#### [PROMPT]
Reproduce the listing below in full and without alteration, apart from its pictures.

#### [EXCERPTED RECORDS]
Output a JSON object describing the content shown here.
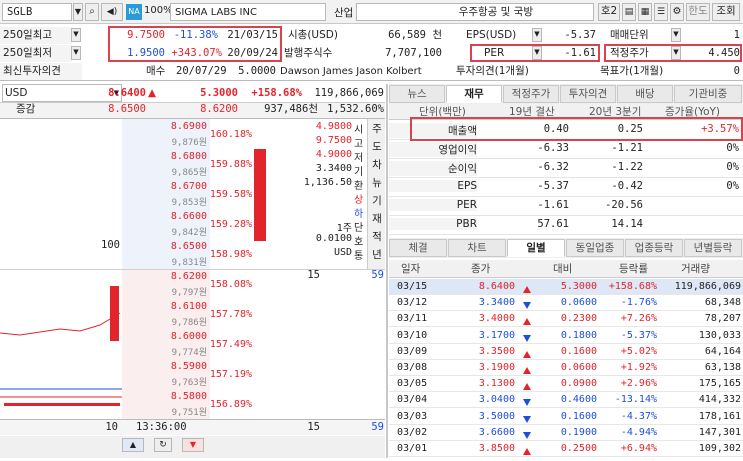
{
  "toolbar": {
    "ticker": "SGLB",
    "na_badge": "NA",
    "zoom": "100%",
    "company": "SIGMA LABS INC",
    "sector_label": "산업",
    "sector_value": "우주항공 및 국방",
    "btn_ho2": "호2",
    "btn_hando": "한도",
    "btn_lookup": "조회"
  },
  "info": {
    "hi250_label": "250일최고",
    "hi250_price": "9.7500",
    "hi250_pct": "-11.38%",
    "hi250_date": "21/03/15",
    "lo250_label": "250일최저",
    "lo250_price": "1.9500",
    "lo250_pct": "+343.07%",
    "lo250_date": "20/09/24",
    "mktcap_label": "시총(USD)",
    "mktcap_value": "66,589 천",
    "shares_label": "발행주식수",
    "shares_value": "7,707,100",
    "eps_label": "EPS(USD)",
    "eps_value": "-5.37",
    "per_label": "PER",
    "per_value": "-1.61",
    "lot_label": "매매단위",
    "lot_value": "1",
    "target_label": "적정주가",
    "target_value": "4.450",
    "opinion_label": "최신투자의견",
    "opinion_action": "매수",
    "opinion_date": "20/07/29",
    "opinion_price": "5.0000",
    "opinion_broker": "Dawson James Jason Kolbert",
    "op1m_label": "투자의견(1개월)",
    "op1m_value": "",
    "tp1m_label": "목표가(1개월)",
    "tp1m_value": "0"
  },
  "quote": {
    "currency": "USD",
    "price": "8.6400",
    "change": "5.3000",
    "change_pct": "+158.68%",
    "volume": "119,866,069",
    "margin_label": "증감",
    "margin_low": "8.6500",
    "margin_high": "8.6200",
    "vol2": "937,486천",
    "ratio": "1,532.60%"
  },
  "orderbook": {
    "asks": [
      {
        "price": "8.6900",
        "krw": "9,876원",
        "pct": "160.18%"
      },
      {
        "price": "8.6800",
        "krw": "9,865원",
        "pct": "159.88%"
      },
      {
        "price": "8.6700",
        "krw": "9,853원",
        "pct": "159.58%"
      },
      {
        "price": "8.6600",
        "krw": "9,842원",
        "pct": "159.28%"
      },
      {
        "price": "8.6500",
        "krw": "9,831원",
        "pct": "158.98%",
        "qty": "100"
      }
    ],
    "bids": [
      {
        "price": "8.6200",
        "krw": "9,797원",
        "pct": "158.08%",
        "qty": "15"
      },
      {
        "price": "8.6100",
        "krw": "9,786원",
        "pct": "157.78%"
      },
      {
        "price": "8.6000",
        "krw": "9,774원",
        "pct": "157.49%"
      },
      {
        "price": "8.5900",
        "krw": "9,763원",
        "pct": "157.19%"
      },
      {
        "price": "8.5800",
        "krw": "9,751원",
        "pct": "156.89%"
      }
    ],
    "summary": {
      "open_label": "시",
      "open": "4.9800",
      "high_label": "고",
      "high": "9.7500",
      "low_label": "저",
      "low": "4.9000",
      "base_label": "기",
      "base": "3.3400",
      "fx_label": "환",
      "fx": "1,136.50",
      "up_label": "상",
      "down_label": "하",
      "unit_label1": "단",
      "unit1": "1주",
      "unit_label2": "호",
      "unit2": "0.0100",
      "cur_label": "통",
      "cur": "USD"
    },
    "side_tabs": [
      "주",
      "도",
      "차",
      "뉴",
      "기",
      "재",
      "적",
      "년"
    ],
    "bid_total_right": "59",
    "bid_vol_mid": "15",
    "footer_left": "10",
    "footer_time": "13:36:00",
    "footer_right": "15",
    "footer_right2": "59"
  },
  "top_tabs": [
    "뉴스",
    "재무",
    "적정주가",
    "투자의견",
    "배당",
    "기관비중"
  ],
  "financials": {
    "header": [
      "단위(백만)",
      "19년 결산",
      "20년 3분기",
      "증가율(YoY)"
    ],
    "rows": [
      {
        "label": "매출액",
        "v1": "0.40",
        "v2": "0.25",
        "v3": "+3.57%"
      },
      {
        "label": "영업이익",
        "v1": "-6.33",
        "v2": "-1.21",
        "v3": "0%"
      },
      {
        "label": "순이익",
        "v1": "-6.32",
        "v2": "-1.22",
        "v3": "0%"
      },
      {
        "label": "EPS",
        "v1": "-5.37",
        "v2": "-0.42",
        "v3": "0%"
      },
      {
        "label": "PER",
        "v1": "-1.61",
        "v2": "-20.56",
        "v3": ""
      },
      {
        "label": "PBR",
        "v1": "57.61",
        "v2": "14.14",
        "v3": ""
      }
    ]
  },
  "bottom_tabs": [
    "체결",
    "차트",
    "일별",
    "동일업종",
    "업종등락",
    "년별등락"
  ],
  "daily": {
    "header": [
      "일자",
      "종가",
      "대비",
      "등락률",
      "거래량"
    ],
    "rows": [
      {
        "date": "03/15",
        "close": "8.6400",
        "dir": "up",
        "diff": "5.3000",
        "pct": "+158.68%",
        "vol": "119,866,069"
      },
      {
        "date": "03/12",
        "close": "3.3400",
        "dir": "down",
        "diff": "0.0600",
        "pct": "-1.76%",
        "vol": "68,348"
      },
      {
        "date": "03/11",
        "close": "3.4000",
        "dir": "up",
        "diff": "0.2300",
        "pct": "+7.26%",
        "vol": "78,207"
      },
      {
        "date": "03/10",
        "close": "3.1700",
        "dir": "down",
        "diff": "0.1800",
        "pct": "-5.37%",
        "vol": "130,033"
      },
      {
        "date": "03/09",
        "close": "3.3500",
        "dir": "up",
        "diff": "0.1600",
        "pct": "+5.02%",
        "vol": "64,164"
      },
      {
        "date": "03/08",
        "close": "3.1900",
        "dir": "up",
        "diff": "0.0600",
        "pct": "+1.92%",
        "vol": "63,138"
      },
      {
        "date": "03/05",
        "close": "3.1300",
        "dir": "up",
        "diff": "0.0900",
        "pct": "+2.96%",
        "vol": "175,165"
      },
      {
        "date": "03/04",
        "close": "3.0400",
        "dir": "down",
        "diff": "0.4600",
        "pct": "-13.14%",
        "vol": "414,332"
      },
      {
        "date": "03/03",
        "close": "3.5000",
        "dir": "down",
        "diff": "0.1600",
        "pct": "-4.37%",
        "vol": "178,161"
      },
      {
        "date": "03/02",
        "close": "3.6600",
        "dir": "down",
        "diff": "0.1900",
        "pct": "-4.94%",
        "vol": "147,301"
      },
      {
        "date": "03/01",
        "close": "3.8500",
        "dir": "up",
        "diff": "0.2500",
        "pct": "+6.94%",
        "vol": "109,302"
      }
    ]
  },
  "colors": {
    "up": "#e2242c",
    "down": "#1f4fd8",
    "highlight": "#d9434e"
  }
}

#### [THE RESPONSE]
Output a JSON object describing the content shown here.
{
  "toolbar": {
    "ticker": "SGLB",
    "na_badge": "NA",
    "zoom": "100%",
    "company": "SIGMA LABS INC",
    "sector_label": "산업",
    "sector_value": "우주항공 및 국방",
    "btn_ho2": "호2",
    "btn_hando": "한도",
    "btn_lookup": "조회"
  },
  "info": {
    "hi250_label": "250일최고",
    "hi250_price": "9.7500",
    "hi250_pct": "-11.38%",
    "hi250_date": "21/03/15",
    "lo250_label": "250일최저",
    "lo250_price": "1.9500",
    "lo250_pct": "+343.07%",
    "lo250_date": "20/09/24",
    "mktcap_label": "시총(USD)",
    "mktcap_value": "66,589 천",
    "shares_label": "발행주식수",
    "shares_value": "7,707,100",
    "eps_label": "EPS(USD)",
    "eps_value": "-5.37",
    "per_label": "PER",
    "per_value": "-1.61",
    "lot_label": "매매단위",
    "lot_value": "1",
    "target_label": "적정주가",
    "target_value": "4.450",
    "opinion_label": "최신투자의견",
    "opinion_action": "매수",
    "opinion_date": "20/07/29",
    "opinion_price": "5.0000",
    "opinion_broker": "Dawson James Jason Kolbert",
    "op1m_label": "투자의견(1개월)",
    "op1m_value": "",
    "tp1m_label": "목표가(1개월)",
    "tp1m_value": "0"
  },
  "quote": {
    "currency": "USD",
    "price": "8.6400",
    "change": "5.3000",
    "change_pct": "+158.68%",
    "volume": "119,866,069",
    "margin_label": "증감",
    "margin_low": "8.6500",
    "margin_high": "8.6200",
    "vol2": "937,486천",
    "ratio": "1,532.60%"
  },
  "orderbook": {
    "asks": [
      {
        "price": "8.6900",
        "krw": "9,876원",
        "pct": "160.18%"
      },
      {
        "price": "8.6800",
        "krw": "9,865원",
        "pct": "159.88%"
      },
      {
        "price": "8.6700",
        "krw": "9,853원",
        "pct": "159.58%"
      },
      {
        "price": "8.6600",
        "krw": "9,842원",
        "pct": "159.28%"
      },
      {
        "price": "8.6500",
        "krw": "9,831원",
        "pct": "158.98%",
        "qty": "100"
      }
    ],
    "bids": [
      {
        "price": "8.6200",
        "krw": "9,797원",
        "pct": "158.08%",
        "qty": "15"
      },
      {
        "price": "8.6100",
        "krw": "9,786원",
        "pct": "157.78%"
      },
      {
        "price": "8.6000",
        "krw": "9,774원",
        "pct": "157.49%"
      },
      {
        "price": "8.5900",
        "krw": "9,763원",
        "pct": "157.19%"
      },
      {
        "price": "8.5800",
        "krw": "9,751원",
        "pct": "156.89%"
      }
    ],
    "summary": {
      "open_label": "시",
      "open": "4.9800",
      "high_label": "고",
      "high": "9.7500",
      "low_label": "저",
      "low": "4.9000",
      "base_label": "기",
      "base": "3.3400",
      "fx_label": "환",
      "fx": "1,136.50",
      "up_label": "상",
      "down_label": "하",
      "unit_label1": "단",
      "unit1": "1주",
      "unit_label2": "호",
      "unit2": "0.0100",
      "cur_label": "통",
      "cur": "USD"
    },
    "side_tabs": [
      "주",
      "도",
      "차",
      "뉴",
      "기",
      "재",
      "적",
      "년"
    ],
    "bid_total_right": "59",
    "bid_vol_mid": "15",
    "footer_left": "10",
    "footer_time": "13:36:00",
    "footer_right": "15",
    "footer_right2": "59"
  },
  "top_tabs": [
    "뉴스",
    "재무",
    "적정주가",
    "투자의견",
    "배당",
    "기관비중"
  ],
  "financials": {
    "header": [
      "단위(백만)",
      "19년 결산",
      "20년 3분기",
      "증가율(YoY)"
    ],
    "rows": [
      {
        "label": "매출액",
        "v1": "0.40",
        "v2": "0.25",
        "v3": "+3.57%"
      },
      {
        "label": "영업이익",
        "v1": "-6.33",
        "v2": "-1.21",
        "v3": "0%"
      },
      {
        "label": "순이익",
        "v1": "-6.32",
        "v2": "-1.22",
        "v3": "0%"
      },
      {
        "label": "EPS",
        "v1": "-5.37",
        "v2": "-0.42",
        "v3": "0%"
      },
      {
        "label": "PER",
        "v1": "-1.61",
        "v2": "-20.56",
        "v3": ""
      },
      {
        "label": "PBR",
        "v1": "57.61",
        "v2": "14.14",
        "v3": ""
      }
    ]
  },
  "bottom_tabs": [
    "체결",
    "차트",
    "일별",
    "동일업종",
    "업종등락",
    "년별등락"
  ],
  "daily": {
    "header": [
      "일자",
      "종가",
      "대비",
      "등락률",
      "거래량"
    ],
    "rows": [
      {
        "date": "03/15",
        "close": "8.6400",
        "dir": "up",
        "diff": "5.3000",
        "pct": "+158.68%",
        "vol": "119,866,069"
      },
      {
        "date": "03/12",
        "close": "3.3400",
        "dir": "down",
        "diff": "0.0600",
        "pct": "-1.76%",
        "vol": "68,348"
      },
      {
        "date": "03/11",
        "close": "3.4000",
        "dir": "up",
        "diff": "0.2300",
        "pct": "+7.26%",
        "vol": "78,207"
      },
      {
        "date": "03/10",
        "close": "3.1700",
        "dir": "down",
        "diff": "0.1800",
        "pct": "-5.37%",
        "vol": "130,033"
      },
      {
        "date": "03/09",
        "close": "3.3500",
        "dir": "up",
        "diff": "0.1600",
        "pct": "+5.02%",
        "vol": "64,164"
      },
      {
        "date": "03/08",
        "close": "3.1900",
        "dir": "up",
        "diff": "0.0600",
        "pct": "+1.92%",
        "vol": "63,138"
      },
      {
        "date": "03/05",
        "close": "3.1300",
        "dir": "up",
        "diff": "0.0900",
        "pct": "+2.96%",
        "vol": "175,165"
      },
      {
        "date": "03/04",
        "close": "3.0400",
        "dir": "down",
        "diff": "0.4600",
        "pct": "-13.14%",
        "vol": "414,332"
      },
      {
        "date": "03/03",
        "close": "3.5000",
        "dir": "down",
        "diff": "0.1600",
        "pct": "-4.37%",
        "vol": "178,161"
      },
      {
        "date": "03/02",
        "close": "3.6600",
        "dir": "down",
        "diff": "0.1900",
        "pct": "-4.94%",
        "vol": "147,301"
      },
      {
        "date": "03/01",
        "close": "3.8500",
        "dir": "up",
        "diff": "0.2500",
        "pct": "+6.94%",
        "vol": "109,302"
      }
    ]
  },
  "colors": {
    "up": "#e2242c",
    "down": "#1f4fd8",
    "highlight": "#d9434e"
  }
}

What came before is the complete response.